▶ What this task involves
In the listing that follows, count every line with the word "chính" in it and write only the total.

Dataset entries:
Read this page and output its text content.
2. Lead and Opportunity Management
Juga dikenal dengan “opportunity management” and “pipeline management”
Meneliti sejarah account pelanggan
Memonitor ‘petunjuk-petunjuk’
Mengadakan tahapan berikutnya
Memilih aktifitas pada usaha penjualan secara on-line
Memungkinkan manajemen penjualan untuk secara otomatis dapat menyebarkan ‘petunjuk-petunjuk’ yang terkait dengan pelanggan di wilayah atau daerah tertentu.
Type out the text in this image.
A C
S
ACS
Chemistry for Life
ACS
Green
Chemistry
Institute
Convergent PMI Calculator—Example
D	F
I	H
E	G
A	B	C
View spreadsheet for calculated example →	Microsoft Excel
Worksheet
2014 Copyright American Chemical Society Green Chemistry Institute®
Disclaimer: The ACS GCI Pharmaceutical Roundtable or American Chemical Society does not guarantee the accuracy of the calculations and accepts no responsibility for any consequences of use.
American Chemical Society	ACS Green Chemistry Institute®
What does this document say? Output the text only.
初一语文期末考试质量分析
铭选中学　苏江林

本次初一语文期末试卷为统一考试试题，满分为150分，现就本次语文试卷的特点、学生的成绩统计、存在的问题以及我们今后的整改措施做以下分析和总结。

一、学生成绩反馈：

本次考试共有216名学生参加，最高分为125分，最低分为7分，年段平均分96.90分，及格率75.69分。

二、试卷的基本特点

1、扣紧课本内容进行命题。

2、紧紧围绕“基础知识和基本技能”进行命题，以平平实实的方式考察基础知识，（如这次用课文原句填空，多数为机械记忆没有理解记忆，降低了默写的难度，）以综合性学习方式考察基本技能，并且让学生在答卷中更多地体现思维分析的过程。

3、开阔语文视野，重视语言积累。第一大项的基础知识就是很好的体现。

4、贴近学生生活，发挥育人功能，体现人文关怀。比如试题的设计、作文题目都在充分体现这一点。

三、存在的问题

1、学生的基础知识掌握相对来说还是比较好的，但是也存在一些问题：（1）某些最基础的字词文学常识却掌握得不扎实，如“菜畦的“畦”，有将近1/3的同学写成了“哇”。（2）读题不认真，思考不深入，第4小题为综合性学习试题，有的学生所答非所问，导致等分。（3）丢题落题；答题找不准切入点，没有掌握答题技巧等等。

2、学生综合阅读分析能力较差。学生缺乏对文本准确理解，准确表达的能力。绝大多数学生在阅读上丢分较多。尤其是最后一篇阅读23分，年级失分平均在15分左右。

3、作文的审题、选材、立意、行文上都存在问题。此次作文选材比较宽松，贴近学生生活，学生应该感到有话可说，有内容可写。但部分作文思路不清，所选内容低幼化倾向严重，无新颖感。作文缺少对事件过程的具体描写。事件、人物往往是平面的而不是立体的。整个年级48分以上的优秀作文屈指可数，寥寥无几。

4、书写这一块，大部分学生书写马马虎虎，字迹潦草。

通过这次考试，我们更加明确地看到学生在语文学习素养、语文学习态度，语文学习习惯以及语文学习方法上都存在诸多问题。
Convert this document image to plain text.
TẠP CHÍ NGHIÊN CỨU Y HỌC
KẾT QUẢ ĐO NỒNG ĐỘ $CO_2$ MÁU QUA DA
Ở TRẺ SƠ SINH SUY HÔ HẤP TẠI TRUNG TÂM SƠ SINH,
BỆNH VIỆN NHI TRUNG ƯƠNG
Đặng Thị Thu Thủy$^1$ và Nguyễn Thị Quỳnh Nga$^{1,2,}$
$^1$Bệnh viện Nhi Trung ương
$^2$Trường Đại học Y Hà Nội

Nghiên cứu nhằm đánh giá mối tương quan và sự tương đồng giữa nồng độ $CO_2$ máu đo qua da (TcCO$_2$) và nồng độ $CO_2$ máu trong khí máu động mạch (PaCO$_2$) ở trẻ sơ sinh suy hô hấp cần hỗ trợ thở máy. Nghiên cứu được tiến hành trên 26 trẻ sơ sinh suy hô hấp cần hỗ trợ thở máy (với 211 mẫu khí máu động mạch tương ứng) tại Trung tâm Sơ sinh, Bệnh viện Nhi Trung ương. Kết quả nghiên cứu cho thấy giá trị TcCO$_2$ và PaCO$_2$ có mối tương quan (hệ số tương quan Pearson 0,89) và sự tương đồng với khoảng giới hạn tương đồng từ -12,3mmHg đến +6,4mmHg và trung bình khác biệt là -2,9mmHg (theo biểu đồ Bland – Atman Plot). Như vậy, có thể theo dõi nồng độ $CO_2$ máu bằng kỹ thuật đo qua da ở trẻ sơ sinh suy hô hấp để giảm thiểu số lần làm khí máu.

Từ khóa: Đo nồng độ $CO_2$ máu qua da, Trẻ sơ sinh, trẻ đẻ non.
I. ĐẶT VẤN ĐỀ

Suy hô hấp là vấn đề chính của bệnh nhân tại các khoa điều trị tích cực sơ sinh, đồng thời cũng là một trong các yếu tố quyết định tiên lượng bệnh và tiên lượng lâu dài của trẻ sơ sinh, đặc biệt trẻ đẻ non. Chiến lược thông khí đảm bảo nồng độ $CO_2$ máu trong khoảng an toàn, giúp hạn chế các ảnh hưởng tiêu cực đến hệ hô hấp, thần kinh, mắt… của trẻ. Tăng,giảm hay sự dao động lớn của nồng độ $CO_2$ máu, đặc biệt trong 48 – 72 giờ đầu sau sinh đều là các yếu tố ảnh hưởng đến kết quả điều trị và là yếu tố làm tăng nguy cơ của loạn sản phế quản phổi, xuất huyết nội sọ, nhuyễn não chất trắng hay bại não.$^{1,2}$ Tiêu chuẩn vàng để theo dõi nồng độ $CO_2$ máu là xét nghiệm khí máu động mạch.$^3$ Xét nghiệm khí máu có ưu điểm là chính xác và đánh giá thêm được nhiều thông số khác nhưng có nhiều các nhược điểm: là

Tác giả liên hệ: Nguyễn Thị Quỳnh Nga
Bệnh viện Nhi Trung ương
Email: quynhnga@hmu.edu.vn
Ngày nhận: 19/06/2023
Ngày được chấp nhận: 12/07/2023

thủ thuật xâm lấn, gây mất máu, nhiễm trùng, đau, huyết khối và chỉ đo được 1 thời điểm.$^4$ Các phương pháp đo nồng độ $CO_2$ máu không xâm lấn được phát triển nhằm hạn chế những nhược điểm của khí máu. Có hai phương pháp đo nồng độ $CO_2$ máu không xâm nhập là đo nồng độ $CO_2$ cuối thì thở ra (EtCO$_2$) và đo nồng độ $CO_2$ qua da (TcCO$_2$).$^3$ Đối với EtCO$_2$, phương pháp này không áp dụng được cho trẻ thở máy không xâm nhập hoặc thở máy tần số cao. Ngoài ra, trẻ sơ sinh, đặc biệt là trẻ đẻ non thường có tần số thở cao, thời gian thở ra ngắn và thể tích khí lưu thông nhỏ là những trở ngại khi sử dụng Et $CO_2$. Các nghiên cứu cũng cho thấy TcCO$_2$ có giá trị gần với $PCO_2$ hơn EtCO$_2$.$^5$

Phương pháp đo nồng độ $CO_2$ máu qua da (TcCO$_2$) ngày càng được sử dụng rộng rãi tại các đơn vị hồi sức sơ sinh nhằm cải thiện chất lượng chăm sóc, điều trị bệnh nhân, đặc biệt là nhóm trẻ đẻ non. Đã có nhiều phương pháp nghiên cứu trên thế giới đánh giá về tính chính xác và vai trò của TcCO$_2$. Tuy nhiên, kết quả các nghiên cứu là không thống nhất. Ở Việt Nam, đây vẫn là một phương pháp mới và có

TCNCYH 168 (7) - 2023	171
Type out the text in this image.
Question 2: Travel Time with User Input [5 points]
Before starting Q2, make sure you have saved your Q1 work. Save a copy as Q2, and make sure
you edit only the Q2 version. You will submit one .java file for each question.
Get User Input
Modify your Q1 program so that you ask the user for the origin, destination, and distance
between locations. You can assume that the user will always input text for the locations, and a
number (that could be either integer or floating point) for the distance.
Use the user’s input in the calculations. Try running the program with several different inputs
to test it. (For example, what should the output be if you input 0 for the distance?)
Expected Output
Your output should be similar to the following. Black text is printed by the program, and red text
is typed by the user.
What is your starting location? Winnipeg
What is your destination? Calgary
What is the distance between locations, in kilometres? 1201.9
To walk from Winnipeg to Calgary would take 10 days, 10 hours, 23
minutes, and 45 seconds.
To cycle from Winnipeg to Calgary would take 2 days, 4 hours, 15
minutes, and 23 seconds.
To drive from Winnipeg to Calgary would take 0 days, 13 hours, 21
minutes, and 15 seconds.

▶ Solution for this exercise
2